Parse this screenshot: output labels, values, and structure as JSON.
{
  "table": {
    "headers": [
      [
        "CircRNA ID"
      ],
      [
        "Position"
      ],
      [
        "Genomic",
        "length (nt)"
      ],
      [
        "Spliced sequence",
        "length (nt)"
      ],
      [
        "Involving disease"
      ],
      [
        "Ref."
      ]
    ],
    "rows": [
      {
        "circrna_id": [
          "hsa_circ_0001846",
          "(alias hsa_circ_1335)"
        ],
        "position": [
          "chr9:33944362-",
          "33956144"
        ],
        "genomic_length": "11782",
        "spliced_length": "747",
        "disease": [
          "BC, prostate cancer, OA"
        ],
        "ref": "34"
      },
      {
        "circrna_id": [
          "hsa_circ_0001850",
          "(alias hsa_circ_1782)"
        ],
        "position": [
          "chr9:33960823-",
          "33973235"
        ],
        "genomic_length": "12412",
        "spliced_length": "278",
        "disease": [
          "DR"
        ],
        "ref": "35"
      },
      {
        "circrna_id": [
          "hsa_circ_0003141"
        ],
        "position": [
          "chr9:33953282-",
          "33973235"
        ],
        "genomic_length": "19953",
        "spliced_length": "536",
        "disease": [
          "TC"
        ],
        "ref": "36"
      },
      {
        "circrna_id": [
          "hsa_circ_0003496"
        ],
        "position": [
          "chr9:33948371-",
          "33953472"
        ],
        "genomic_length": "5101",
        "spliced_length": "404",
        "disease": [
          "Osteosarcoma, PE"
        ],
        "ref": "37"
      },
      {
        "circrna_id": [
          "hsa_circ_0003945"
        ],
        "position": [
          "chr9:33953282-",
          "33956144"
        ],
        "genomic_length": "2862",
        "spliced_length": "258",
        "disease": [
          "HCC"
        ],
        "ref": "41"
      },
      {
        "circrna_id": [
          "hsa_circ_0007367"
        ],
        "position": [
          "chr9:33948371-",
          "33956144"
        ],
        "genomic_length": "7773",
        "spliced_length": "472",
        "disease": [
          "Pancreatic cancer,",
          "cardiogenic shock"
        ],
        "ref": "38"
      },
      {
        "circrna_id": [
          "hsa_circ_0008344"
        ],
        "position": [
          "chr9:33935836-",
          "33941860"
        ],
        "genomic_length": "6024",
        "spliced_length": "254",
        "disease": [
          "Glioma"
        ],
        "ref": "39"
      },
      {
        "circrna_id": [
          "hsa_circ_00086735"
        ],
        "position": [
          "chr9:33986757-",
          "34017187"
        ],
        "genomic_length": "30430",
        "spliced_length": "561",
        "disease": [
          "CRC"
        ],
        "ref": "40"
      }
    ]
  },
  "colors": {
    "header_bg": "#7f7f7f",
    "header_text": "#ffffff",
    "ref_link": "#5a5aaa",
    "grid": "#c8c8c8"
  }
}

§

» Aim of the task
Your response should be each line that includes the word "alias", copied from the records.

» Solution
          "(alias hsa_circ_1335)"
          "(alias hsa_circ_1782)"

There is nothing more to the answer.